BAGIAN TEKS:

Rabu, 18 Januari 2017

Si Tinta Manis : Pertemuan yang tak pernah biasa

Hasil gambar untuk pertemuan
Entah ini hanya kebetulan atau sudah menjadi takdir, pertemuan kita ku anggap tak pernah biasa. Bagaimana tidak sebagus-bagusnya rencana pada akhirnya berakkhir jauh dari khayalan. Tidak pernah aku duga dan tidak seidikitpun aku cium aroma tak sedap kepada jalannya rencana.
Baik pertama kali kita bertemu di Ibu Kota Provinsi sana ataupun di tempat rencana pertemuan lain kita. Hal-hal yang berbau mistis imagis sepertinya dalang dibalik semuanya. Sepuas hati ingin tertawa lepas jika ku bongkar satu persatu cerita didalamnya.
Baiklah, aku mulai dari awal perjumpaan kita selepas tak saling sua dalam banyak purnama.
Di saat dimana aku mengorbankan waktu dan pikiran untuk melanjutkan tuntutan hasrat keingintahuna dalam belajar, aku merasa tak eprnah lepas dari persoalan asmara. Padahal aku sudah tak lagi mersakannya sejak putusa dari dia yang sudah bahagia disana.
Dalam benakku , sudah cukuplah kurasakan derita dari dewi asmara. Namun sayangnya tak bias ku elak kan diri dari nya yang senantiasa mengejar dan memburu ku dengan panahnya.
Lembaran tak menyenangkan persoalan dengan “cinta” adalah yang sudah tak lagi ku acuhkan akhir2 ini. Di ujung purnama oktober, setiap saat kala pesannya datang aku tunjukan ke gelisahanku kepada malam. Ku dekatkan diri kepada angina yang berhembus kala itu, menyejukan jiwa hingga rasa otak kembali berjalan sesuai irama.

MATERI YANG DIBERIKAN:
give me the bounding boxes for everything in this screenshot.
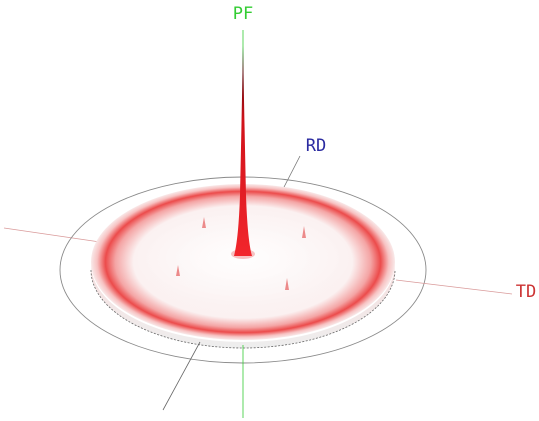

TUGAS DAN LATIHAN:
1) Di mana pertama kali mereka bertemu menurut teks tentang pertemuan itu?
2) Ringkaslah teks tentang pertemuan itu dalam dua kalimat.

JAWABAN LATIHAN:
1) Di Ibu Kota Provinsi.

2) Pencerita menganggap pertemuan mereka tak pernah biasa karena rencana yang sebagus apa pun berakhir jauh dari khayalan, seolah hal-hal mistis menjadi dalang di baliknya. Saat mencurahkan waktu dan pikiran untuk belajar, pencerita merasa tak lepas dari persoalan asmara meski sudah tak merasakannya sejak putus, dan di ujung purnama Oktober setiap pesan yang datang membuatnya menumpahkan kegelisahan kepada malam.